**Page text:**
▬▬▬

| HN Mirror

It does!

The major distinction (besides this being generalized to pluggable binary container formats) is that what Courgette does happens in the context of delta comparison between two known binaries, where the goal is to create a minimal delta patch that can move you from one known binary to another known binary (given a sufficiently-smart updater, which actually "contains" a lot of the information in a Kolmogorov-complexity sense.)

There are efficiencies you can gain in encoding, that only work in a one-to-one, known-to-known comparison context. (Think "interstitial frames" in video; or RLE'd 1-bit delta-sigma audio encoding.) In these contexts, you need known1 on-hand already, plus a patch specific to the pair of {known1, known2}, to be able to recover known2. (This is why, in streaming video where non-delta-compressed "keyframes" are rare, you can't seek to arbitrary locations in the stream without the decoded video turning into a garbled mess for a while: you're receiving patches, but you don't have the [correct, clean] known1s to apply them to.)

But these efficiencies don't apply in the context of a system like git, where you might be checking out any arbitrary version of the data at any time, with any [or no!] other arbitrary version(s) already cached or checked out. To enable people to efficiently grab the delta they need to do the particular, arbitrary version-to-version jumps they need to do, you'd either need to generate the power-set of all updates; or at least enough entries to populate a skip-list (as Microsoft apparently does for Windows updates! [1]).

The powerset of updates is impractical to generate+store, but gets clients the ability to perform arbitrary jumps in O(1) time. With a skip-list of updates, on the other hand, either the server or the client needs to compute its way through all the skips, to combine them into one final update — so each jump would take O(log N) "patch application" computation steps to resolve. (This is why it takes the Microsoft servers a while to figure out which Windows updates your computer needs!) Neither approach really makes sense for a system like Git, where Git repos are entirely mirrored to every client (so the clients would need to store all those update patches), and where git checkouts are something you're supposed to be able to do often and quickly, in the middle of your daily workflow.

▬▬▬

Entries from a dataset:
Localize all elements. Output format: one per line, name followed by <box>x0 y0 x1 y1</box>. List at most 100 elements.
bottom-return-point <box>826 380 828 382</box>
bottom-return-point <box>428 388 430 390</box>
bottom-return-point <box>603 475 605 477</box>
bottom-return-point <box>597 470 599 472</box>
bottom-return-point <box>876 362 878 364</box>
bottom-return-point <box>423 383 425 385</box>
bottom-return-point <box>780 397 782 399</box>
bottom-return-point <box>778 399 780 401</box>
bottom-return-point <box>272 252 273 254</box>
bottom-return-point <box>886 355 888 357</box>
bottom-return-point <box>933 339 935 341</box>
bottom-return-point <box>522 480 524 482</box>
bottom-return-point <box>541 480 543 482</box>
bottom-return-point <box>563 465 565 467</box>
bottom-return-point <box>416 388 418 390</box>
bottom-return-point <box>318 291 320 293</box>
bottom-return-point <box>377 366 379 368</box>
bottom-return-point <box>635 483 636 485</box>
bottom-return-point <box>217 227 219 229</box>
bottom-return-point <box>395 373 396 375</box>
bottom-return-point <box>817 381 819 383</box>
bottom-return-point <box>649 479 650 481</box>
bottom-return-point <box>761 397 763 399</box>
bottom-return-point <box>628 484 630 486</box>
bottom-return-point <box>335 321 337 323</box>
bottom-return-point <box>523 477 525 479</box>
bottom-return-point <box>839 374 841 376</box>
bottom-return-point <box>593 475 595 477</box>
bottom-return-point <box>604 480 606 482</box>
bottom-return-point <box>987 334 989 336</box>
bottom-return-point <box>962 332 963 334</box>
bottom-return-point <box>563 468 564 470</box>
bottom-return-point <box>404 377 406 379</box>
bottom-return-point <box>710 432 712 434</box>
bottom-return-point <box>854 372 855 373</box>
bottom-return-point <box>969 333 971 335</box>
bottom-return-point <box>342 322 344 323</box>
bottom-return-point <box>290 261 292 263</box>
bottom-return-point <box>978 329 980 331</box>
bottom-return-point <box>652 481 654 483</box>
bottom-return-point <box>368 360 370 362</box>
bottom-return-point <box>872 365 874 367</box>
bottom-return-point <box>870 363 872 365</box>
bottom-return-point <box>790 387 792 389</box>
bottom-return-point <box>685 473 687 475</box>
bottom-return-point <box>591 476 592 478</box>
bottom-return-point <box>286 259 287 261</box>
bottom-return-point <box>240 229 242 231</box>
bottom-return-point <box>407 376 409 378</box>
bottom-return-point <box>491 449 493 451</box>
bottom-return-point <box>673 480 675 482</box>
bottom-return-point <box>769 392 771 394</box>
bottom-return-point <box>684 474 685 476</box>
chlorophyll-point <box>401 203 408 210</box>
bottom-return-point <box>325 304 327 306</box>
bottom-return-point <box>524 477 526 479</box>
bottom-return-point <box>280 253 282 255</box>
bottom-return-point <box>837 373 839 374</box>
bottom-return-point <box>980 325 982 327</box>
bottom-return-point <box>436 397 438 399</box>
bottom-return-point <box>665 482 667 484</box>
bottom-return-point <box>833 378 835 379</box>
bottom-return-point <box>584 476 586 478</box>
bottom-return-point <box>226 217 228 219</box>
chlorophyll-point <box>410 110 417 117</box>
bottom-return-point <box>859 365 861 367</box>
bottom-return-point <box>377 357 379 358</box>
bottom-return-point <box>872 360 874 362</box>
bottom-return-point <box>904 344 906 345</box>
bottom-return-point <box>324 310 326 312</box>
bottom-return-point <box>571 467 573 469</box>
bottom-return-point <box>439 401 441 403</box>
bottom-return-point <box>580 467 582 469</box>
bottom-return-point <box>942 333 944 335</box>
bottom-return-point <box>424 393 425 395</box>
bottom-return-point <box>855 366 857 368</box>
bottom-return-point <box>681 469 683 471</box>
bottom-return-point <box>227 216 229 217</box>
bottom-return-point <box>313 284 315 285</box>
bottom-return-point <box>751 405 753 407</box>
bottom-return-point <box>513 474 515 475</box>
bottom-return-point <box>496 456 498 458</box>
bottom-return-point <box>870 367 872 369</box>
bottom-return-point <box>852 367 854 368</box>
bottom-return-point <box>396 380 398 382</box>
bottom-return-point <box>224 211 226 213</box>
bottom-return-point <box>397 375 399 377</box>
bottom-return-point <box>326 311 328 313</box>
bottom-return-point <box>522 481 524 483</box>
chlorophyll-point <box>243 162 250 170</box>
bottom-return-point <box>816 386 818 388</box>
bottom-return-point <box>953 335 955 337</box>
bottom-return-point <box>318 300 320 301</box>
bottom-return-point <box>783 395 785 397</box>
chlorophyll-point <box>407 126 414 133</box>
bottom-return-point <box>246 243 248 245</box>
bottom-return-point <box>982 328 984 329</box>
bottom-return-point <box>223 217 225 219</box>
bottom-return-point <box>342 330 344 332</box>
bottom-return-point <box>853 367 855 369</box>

▬▬▬

**Problems and tasks:**
a) According to the comment on delta patching and Git, how many "patch application" computation steps does each jump take with a skip-list of updates?
b) Continue the comment on delta patching and Git after its last sentence.

**Task responses:**
a) O(log N)

b)
Meanwhile, the sort of approach I outlined would be optimized instead for storing currently known binaries, in a way most amenable to inter-compression against future, unknown versions of the binary, without the need to store any explicit known-to-known patches, or to compute the composition of such patches.

Rather than seeking to compress together existing available things as well as possible, a known-to-unknown compression approach seeks to segment and normalize the data in such a way that future revisions of the same data, put through the same process, would generate lots of content-identical duplicate component objects, which would end up being dedup'ed away when stored in a Content-Addressable Store.

It's the difference between "meeting in the middle" and canonicalization. Levenshtein distance vs. document fingerprinting. RAID5 vs. a fountain-codec-encoded dataset. Or, to be very literal, it's streaming-window Huffman coding, vs. merkle-trie encoding.

This "normalize, to later deduplicate" known-to-unknown compression approach, is the approach that Git itself is built on — but it only works well when the files Git works with are decomposed into mostly-independent leaf-node chunks. My proposed thought here, is just that it wouldn't be impossible to translate other types of files, into "mostly-independent leaf-node chunks" at commit time, such that Git's approach would then be applicable to them.

[1] https://devblogs.microsoft.com/oldnewthing/20200212-00/?p=10...